WORK INSTRUCTIONS: Pull out every line below holding the word "JSON".

GIVEN ENTRIES:
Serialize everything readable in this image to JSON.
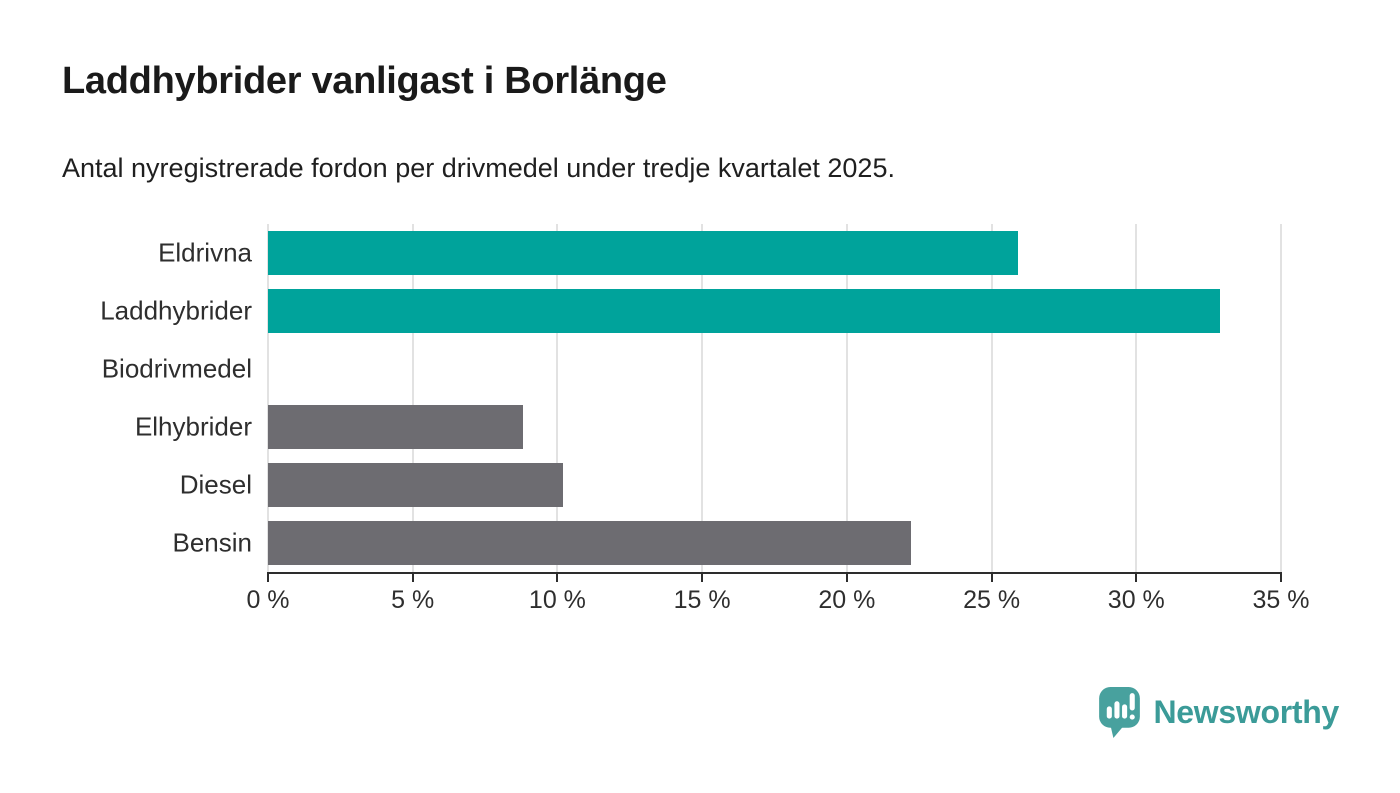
{
  "header": {
    "title": "Laddhybrider vanligast i Borlänge",
    "subtitle": "Antal nyregistrerade fordon per drivmedel under tredje kvartalet 2025."
  },
  "chart_data": {
    "type": "bar",
    "orientation": "horizontal",
    "title": "Laddhybrider vanligast i Borlänge",
    "subtitle": "Antal nyregistrerade fordon per drivmedel under tredje kvartalet 2025.",
    "categories": [
      "Eldrivna",
      "Laddhybrider",
      "Biodrivmedel",
      "Elhybrider",
      "Diesel",
      "Bensin"
    ],
    "values": [
      25.9,
      32.9,
      0,
      8.8,
      10.2,
      22.2
    ],
    "unit": "%",
    "xlabel": "",
    "ylabel": "",
    "xlim": [
      0,
      35
    ],
    "x_ticks": [
      0,
      5,
      10,
      15,
      20,
      25,
      30,
      35
    ],
    "x_tick_labels": [
      "0 %",
      "5 %",
      "10 %",
      "15 %",
      "20 %",
      "25 %",
      "30 %",
      "35 %"
    ],
    "bar_colors": [
      "#00a39b",
      "#00a39b",
      "#6d6c71",
      "#6d6c71",
      "#6d6c71",
      "#6d6c71"
    ],
    "grid": true,
    "legend_position": "none"
  },
  "style": {
    "highlight_color": "#00a39b",
    "muted_color": "#6d6c71",
    "gridline_color": "#e2e2e2",
    "axis_color": "#2d2d2d"
  },
  "branding": {
    "name": "Newsworthy",
    "text_color": "#3b9b98",
    "icon_color": "#48a19e",
    "icon": "bar-chart-speech-bubble-icon"
  }
}
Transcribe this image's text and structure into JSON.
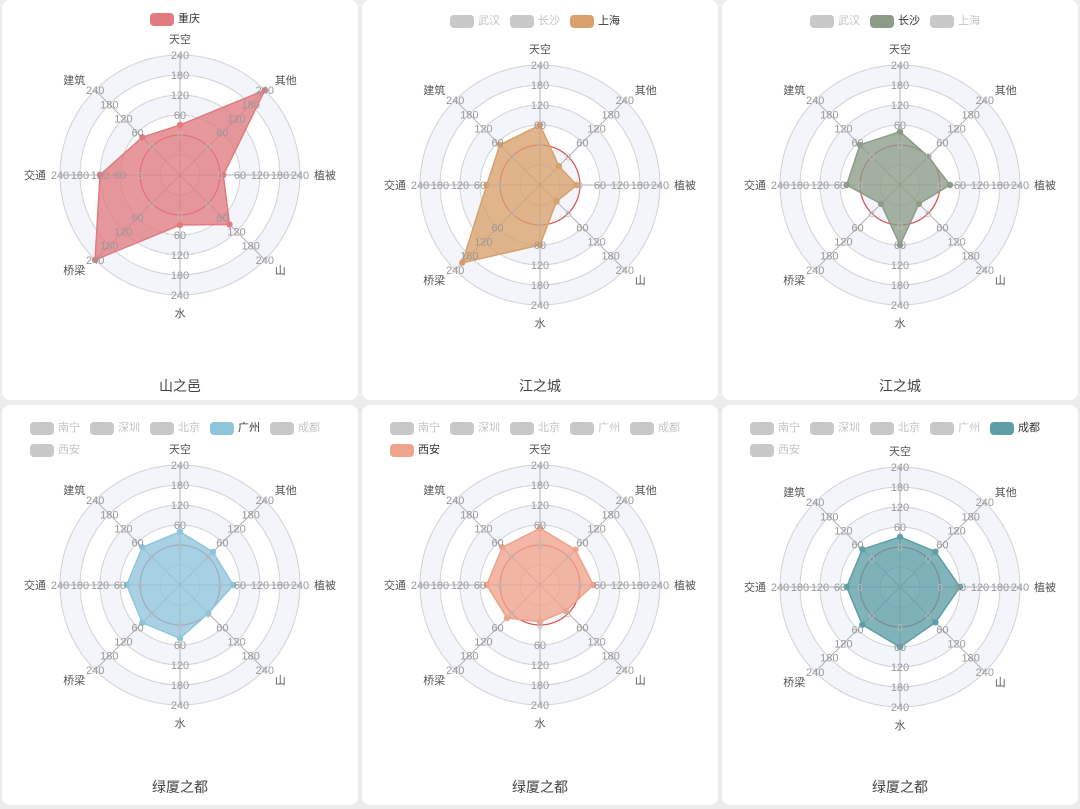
{
  "indicators": [
    "天空",
    "其他",
    "植被",
    "山",
    "水",
    "桥梁",
    "交通",
    "建筑"
  ],
  "radius_ticks": [
    "240",
    "180",
    "120",
    "60",
    "0"
  ],
  "colors": {
    "grid": "#cfd2d8",
    "axis": "#aeb3bb",
    "zero_ring": "#e05050",
    "band_light": "#f3f5fa",
    "band_white": "#ffffff",
    "legend_off": "#c8c8c8"
  },
  "chart_data": [
    {
      "type": "radar",
      "title": "山之邑",
      "indicators": [
        "天空",
        "其他",
        "植被",
        "山",
        "水",
        "桥梁",
        "交通",
        "建筑"
      ],
      "range": [
        -120,
        240
      ],
      "legend": [
        {
          "name": "重庆",
          "active": true
        }
      ],
      "series": [
        {
          "name": "重庆",
          "color": "#e07b80",
          "values": [
            30,
            240,
            10,
            90,
            30,
            240,
            120,
            40
          ]
        }
      ]
    },
    {
      "type": "radar",
      "title": "江之城",
      "indicators": [
        "天空",
        "其他",
        "植被",
        "山",
        "水",
        "桥梁",
        "交通",
        "建筑"
      ],
      "range": [
        -120,
        240
      ],
      "legend": [
        {
          "name": "武汉",
          "active": false
        },
        {
          "name": "长沙",
          "active": false
        },
        {
          "name": "上海",
          "active": true
        }
      ],
      "series": [
        {
          "name": "上海",
          "color": "#d9a06b",
          "values": [
            60,
            -40,
            -10,
            -50,
            60,
            210,
            40,
            50
          ]
        }
      ]
    },
    {
      "type": "radar",
      "title": "江之城",
      "indicators": [
        "天空",
        "其他",
        "植被",
        "山",
        "水",
        "桥梁",
        "交通",
        "建筑"
      ],
      "range": [
        -120,
        240
      ],
      "legend": [
        {
          "name": "武汉",
          "active": false
        },
        {
          "name": "长沙",
          "active": true
        },
        {
          "name": "上海",
          "active": false
        }
      ],
      "series": [
        {
          "name": "长沙",
          "color": "#8c9c88",
          "values": [
            40,
            0,
            30,
            -40,
            60,
            -40,
            40,
            50
          ]
        }
      ]
    },
    {
      "type": "radar",
      "title": "绿厦之都",
      "indicators": [
        "天空",
        "其他",
        "植被",
        "山",
        "水",
        "桥梁",
        "交通",
        "建筑"
      ],
      "range": [
        -120,
        240
      ],
      "legend": [
        {
          "name": "南宁",
          "active": false
        },
        {
          "name": "深圳",
          "active": false
        },
        {
          "name": "北京",
          "active": false
        },
        {
          "name": "广州",
          "active": true
        },
        {
          "name": "成都",
          "active": false
        },
        {
          "name": "西安",
          "active": false
        }
      ],
      "series": [
        {
          "name": "广州",
          "color": "#8fc5dc",
          "values": [
            40,
            20,
            40,
            0,
            40,
            40,
            40,
            40
          ]
        }
      ]
    },
    {
      "type": "radar",
      "title": "绿厦之都",
      "indicators": [
        "天空",
        "其他",
        "植被",
        "山",
        "水",
        "桥梁",
        "交通",
        "建筑"
      ],
      "range": [
        -120,
        240
      ],
      "legend": [
        {
          "name": "南宁",
          "active": false
        },
        {
          "name": "深圳",
          "active": false
        },
        {
          "name": "北京",
          "active": false
        },
        {
          "name": "广州",
          "active": false
        },
        {
          "name": "成都",
          "active": false
        },
        {
          "name": "西安",
          "active": true
        }
      ],
      "series": [
        {
          "name": "西安",
          "color": "#f0a38c",
          "values": [
            50,
            30,
            40,
            -10,
            -10,
            20,
            40,
            40
          ]
        }
      ]
    },
    {
      "type": "radar",
      "title": "绿厦之都",
      "indicators": [
        "天空",
        "其他",
        "植被",
        "山",
        "水",
        "桥梁",
        "交通",
        "建筑"
      ],
      "range": [
        -120,
        240
      ],
      "legend": [
        {
          "name": "南宁",
          "active": false
        },
        {
          "name": "深圳",
          "active": false
        },
        {
          "name": "北京",
          "active": false
        },
        {
          "name": "广州",
          "active": false
        },
        {
          "name": "成都",
          "active": true
        },
        {
          "name": "西安",
          "active": false
        }
      ],
      "series": [
        {
          "name": "成都",
          "color": "#5e9ea6",
          "values": [
            30,
            30,
            60,
            30,
            60,
            40,
            40,
            40
          ]
        }
      ]
    }
  ]
}
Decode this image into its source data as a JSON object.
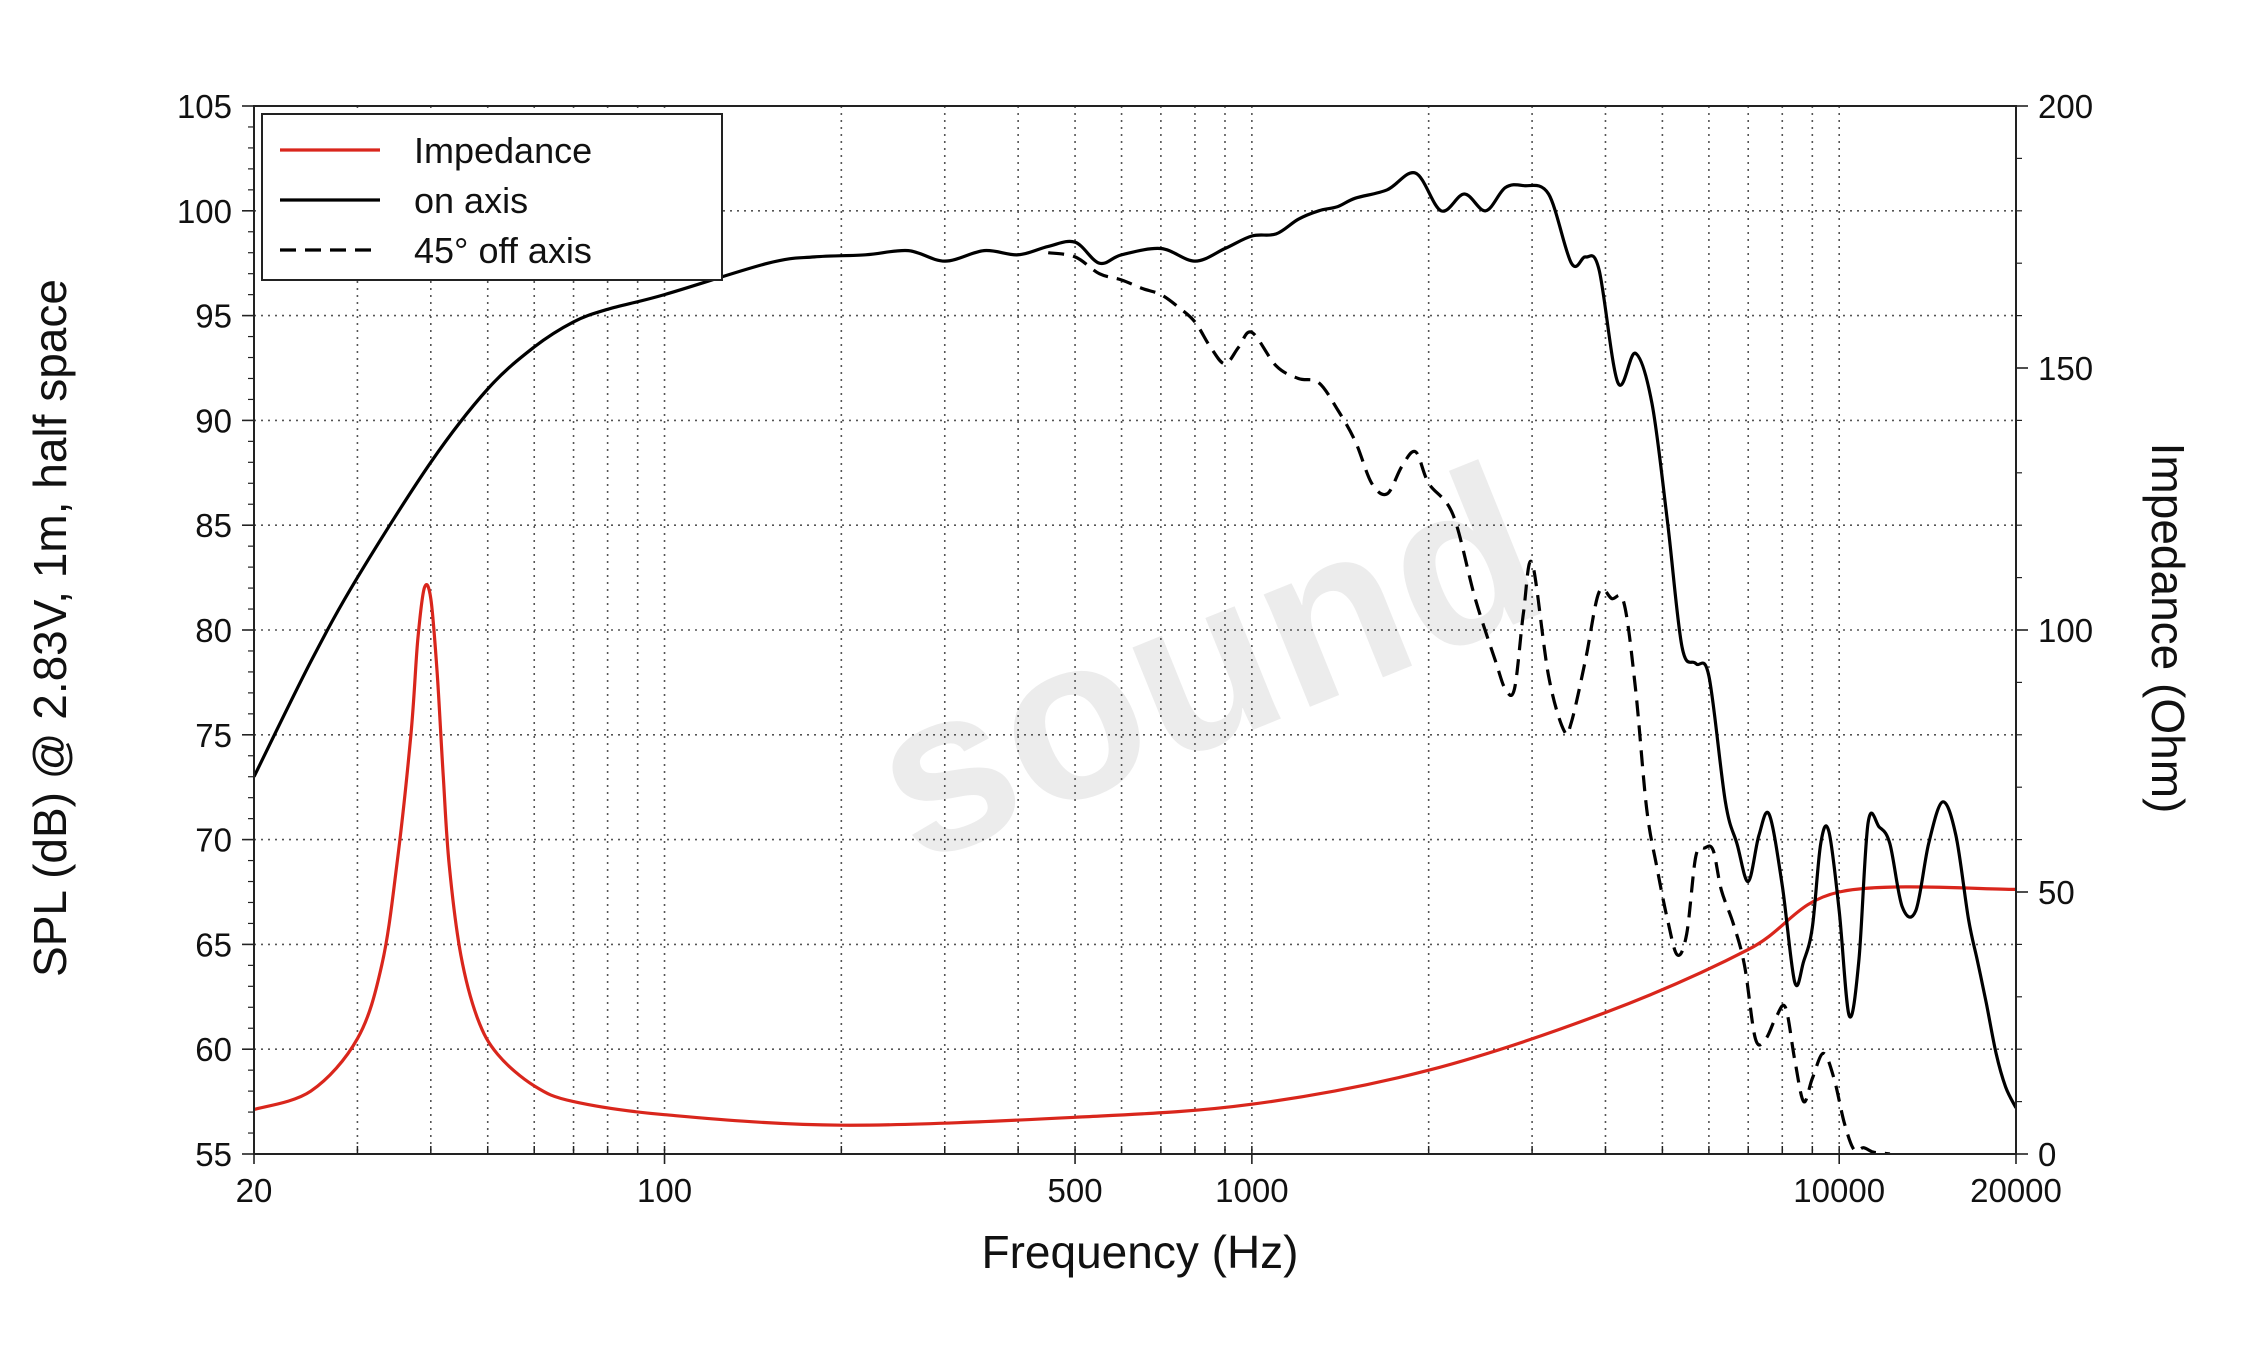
{
  "chart_data": {
    "type": "line",
    "xlabel": "Frequency (Hz)",
    "ylabel": "SPL (dB) @ 2.83V, 1m, half space",
    "y2label": "Impedance (Ohm)",
    "xscale": "log",
    "xlim": [
      20,
      20000
    ],
    "ylim": [
      55,
      105
    ],
    "y2lim": [
      0,
      200
    ],
    "x_tick_labels": [
      "20",
      "100",
      "500",
      "1000",
      "10000",
      "20000"
    ],
    "x_tick_values": [
      20,
      100,
      500,
      1000,
      10000,
      20000
    ],
    "y_tick_labels": [
      "55",
      "60",
      "65",
      "70",
      "75",
      "80",
      "85",
      "90",
      "95",
      "100",
      "105"
    ],
    "y2_tick_labels": [
      "0",
      "50",
      "100",
      "150",
      "200"
    ],
    "grid": true,
    "legend_position": "top-left",
    "watermark": "sound",
    "colors": {
      "impedance": "#d9261c",
      "on_axis": "#000000",
      "off_axis": "#000000",
      "grid": "#555555"
    },
    "series": [
      {
        "name": "Impedance",
        "axis": "right",
        "style": "solid",
        "x": [
          20,
          25,
          30,
          33,
          35,
          37,
          38,
          39,
          40,
          41,
          42,
          43,
          45,
          48,
          52,
          60,
          70,
          100,
          200,
          500,
          1000,
          2000,
          4000,
          7000,
          10000,
          20000
        ],
        "values": [
          8.5,
          12,
          22,
          36,
          55,
          80,
          98,
          108,
          106,
          92,
          72,
          55,
          38,
          26,
          19,
          13,
          10,
          7.5,
          5.5,
          7,
          9.5,
          16,
          27,
          39,
          50,
          50.5
        ]
      },
      {
        "name": "on axis",
        "axis": "left",
        "style": "solid",
        "x": [
          20,
          25,
          30,
          40,
          50,
          60,
          70,
          80,
          100,
          150,
          180,
          220,
          260,
          300,
          350,
          400,
          450,
          500,
          550,
          600,
          700,
          800,
          900,
          1000,
          1100,
          1200,
          1300,
          1400,
          1500,
          1700,
          1900,
          2100,
          2300,
          2500,
          2700,
          2900,
          3200,
          3500,
          3700,
          3900,
          4200,
          4500,
          4800,
          5100,
          5400,
          5700,
          6000,
          6400,
          6700,
          7000,
          7300,
          7600,
          8000,
          8400,
          8700,
          9000,
          9300,
          9600,
          10000,
          10400,
          10800,
          11200,
          11700,
          12200,
          12800,
          13500,
          14200,
          15000,
          15800,
          16600,
          17200,
          17800,
          18500,
          19200,
          20000
        ],
        "values": [
          73,
          78.5,
          82.5,
          88,
          91.5,
          93.5,
          94.7,
          95.3,
          96,
          97.5,
          97.8,
          97.9,
          98.1,
          97.6,
          98.1,
          97.9,
          98.3,
          98.5,
          97.5,
          97.9,
          98.2,
          97.6,
          98.2,
          98.8,
          98.9,
          99.6,
          100,
          100.2,
          100.6,
          101,
          101.8,
          100,
          100.8,
          100,
          101.1,
          101.2,
          100.8,
          97.5,
          97.8,
          97.2,
          91.8,
          93.2,
          90.8,
          85.2,
          79.2,
          78.4,
          77.8,
          71.8,
          69.8,
          68,
          70.2,
          71.2,
          67.8,
          63.2,
          64.2,
          65.8,
          69.8,
          70.4,
          66.6,
          61.6,
          64.2,
          70.8,
          70.6,
          69.8,
          66.8,
          66.6,
          69.8,
          71.8,
          70.2,
          66.2,
          64.2,
          62.2,
          59.8,
          58.2,
          57.2
        ]
      },
      {
        "name": "45° off axis",
        "axis": "left",
        "style": "dashed",
        "x": [
          450,
          500,
          550,
          600,
          650,
          700,
          750,
          800,
          850,
          900,
          950,
          1000,
          1100,
          1200,
          1300,
          1400,
          1500,
          1600,
          1700,
          1800,
          1900,
          2000,
          2200,
          2400,
          2600,
          2700,
          2800,
          2900,
          3000,
          3200,
          3400,
          3500,
          3700,
          3900,
          4100,
          4300,
          4500,
          4700,
          4900,
          5100,
          5300,
          5500,
          5700,
          5900,
          6100,
          6300,
          6600,
          6900,
          7200,
          7500,
          7800,
          8100,
          8400,
          8700,
          9000,
          9400,
          9800,
          10200,
          10600,
          11000,
          11400,
          11800,
          12200
        ],
        "values": [
          98,
          97.8,
          97,
          96.7,
          96.3,
          96,
          95.4,
          94.7,
          93.5,
          92.7,
          93.5,
          94.2,
          92.6,
          92,
          91.8,
          90.5,
          89,
          87,
          86.5,
          87.8,
          88.5,
          87,
          85.5,
          81.5,
          78.5,
          77.2,
          77.2,
          80.8,
          83.2,
          77.8,
          75.2,
          75.6,
          78.6,
          81.8,
          81.5,
          81.3,
          77.2,
          71.5,
          68.6,
          66.2,
          64.5,
          65.5,
          69.2,
          69.6,
          69.5,
          67.6,
          66,
          64,
          60.5,
          60.5,
          61.5,
          62,
          59.5,
          57.5,
          58.6,
          59.8,
          58.6,
          56.5,
          55.2,
          55.3,
          55.1,
          55.05,
          55
        ]
      }
    ]
  }
}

ANSWER TO THIS TASK:
Serialize everything readable in this image to JSON.
Transcribe this image's text and structure into JSON.
Decode this image into its source data as a JSON object.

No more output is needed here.